_Aim of the exercise_
Count, in the entries, the lines with "تعارفات". Answer with the number only.

_Record list_
----

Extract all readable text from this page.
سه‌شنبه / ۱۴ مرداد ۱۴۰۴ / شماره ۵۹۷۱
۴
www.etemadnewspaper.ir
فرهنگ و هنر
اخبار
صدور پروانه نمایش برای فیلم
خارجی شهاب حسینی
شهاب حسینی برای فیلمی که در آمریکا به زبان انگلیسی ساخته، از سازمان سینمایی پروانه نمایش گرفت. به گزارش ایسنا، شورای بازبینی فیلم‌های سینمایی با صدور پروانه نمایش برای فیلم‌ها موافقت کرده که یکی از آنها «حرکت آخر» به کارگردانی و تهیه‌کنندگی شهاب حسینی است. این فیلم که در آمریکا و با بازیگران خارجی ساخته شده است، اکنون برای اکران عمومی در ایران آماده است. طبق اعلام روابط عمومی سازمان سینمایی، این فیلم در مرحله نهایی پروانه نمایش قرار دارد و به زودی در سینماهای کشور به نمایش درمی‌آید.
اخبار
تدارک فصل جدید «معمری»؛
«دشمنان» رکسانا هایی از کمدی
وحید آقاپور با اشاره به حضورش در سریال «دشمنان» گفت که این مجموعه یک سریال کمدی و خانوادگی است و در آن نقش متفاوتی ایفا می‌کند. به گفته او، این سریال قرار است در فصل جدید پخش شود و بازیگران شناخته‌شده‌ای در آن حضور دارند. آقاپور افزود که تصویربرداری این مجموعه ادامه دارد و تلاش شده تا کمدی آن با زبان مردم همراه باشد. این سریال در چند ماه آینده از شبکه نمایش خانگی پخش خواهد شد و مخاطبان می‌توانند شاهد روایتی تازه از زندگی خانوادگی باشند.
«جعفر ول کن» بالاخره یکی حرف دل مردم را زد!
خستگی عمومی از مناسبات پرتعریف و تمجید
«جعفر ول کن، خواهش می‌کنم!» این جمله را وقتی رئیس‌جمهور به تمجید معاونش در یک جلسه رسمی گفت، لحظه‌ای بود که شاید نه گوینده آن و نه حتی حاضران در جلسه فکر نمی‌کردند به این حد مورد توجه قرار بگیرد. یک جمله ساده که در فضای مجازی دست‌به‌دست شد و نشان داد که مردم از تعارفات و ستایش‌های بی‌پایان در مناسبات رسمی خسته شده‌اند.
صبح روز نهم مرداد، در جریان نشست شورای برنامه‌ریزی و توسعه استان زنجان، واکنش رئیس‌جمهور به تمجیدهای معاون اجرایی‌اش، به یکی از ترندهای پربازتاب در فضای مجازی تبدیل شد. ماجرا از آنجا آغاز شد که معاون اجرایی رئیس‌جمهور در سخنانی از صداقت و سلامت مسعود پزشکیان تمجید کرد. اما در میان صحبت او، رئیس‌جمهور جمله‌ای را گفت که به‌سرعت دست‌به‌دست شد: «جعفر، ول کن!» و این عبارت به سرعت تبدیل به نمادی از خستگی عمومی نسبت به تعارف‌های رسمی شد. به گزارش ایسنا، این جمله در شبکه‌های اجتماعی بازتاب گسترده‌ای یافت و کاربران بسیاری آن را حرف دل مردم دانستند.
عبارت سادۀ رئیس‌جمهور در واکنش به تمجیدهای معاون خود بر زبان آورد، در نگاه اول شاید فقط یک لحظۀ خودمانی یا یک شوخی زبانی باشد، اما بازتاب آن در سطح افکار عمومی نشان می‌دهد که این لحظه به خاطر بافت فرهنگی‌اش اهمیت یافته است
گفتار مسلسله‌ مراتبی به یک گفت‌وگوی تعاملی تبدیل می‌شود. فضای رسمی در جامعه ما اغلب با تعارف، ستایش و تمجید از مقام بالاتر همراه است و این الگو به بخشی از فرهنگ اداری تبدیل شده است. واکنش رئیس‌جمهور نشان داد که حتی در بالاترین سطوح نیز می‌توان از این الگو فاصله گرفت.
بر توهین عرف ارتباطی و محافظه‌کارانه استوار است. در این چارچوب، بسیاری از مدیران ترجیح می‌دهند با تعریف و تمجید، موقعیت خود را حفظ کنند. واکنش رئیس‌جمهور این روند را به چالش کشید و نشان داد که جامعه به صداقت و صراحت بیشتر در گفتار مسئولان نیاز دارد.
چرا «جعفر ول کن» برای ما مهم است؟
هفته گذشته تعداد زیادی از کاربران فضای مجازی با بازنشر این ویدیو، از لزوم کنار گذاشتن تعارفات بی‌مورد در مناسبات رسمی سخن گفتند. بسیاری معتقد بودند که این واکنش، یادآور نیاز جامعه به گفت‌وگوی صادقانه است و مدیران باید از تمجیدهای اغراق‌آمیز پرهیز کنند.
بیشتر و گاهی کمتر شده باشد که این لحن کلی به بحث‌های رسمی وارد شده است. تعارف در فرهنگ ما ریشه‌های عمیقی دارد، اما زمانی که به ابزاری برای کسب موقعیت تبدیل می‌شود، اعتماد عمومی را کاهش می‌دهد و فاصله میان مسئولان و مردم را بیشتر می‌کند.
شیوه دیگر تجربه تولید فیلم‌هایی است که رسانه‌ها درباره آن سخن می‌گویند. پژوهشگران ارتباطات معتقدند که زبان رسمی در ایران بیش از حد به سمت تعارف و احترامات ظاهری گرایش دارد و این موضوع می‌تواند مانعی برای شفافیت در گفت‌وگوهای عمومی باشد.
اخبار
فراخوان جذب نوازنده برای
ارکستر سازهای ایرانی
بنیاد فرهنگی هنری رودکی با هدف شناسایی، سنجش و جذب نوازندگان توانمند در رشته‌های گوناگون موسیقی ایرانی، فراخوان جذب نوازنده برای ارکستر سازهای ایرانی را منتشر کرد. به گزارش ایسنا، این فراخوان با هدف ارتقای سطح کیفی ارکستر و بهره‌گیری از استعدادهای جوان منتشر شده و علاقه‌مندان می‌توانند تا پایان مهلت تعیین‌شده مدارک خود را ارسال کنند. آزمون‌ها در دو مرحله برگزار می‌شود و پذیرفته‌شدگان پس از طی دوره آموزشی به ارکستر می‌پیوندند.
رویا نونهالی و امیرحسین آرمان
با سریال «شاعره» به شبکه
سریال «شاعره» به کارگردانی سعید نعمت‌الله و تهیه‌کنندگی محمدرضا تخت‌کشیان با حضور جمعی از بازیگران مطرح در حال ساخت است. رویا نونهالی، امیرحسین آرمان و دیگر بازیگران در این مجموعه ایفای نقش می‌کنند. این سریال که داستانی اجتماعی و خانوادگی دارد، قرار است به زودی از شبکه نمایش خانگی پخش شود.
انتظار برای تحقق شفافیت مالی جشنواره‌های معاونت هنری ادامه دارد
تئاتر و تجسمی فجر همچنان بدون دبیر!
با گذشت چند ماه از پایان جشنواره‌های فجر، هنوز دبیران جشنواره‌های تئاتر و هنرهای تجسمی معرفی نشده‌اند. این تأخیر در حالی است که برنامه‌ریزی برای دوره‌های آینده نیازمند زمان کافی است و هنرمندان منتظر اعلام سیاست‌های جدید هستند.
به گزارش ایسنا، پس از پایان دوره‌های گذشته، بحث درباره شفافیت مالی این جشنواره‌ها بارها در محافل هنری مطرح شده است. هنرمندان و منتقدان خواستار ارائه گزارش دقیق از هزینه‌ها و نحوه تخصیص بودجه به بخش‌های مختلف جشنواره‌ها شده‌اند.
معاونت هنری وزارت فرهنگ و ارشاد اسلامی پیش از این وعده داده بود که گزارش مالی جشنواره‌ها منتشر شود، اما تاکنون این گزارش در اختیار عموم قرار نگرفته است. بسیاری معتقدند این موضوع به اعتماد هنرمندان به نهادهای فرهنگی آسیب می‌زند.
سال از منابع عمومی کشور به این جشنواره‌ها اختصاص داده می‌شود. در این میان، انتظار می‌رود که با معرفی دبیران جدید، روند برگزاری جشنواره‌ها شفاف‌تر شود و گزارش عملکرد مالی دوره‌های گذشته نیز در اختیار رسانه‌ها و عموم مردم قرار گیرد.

----

_Output of the exercise_
2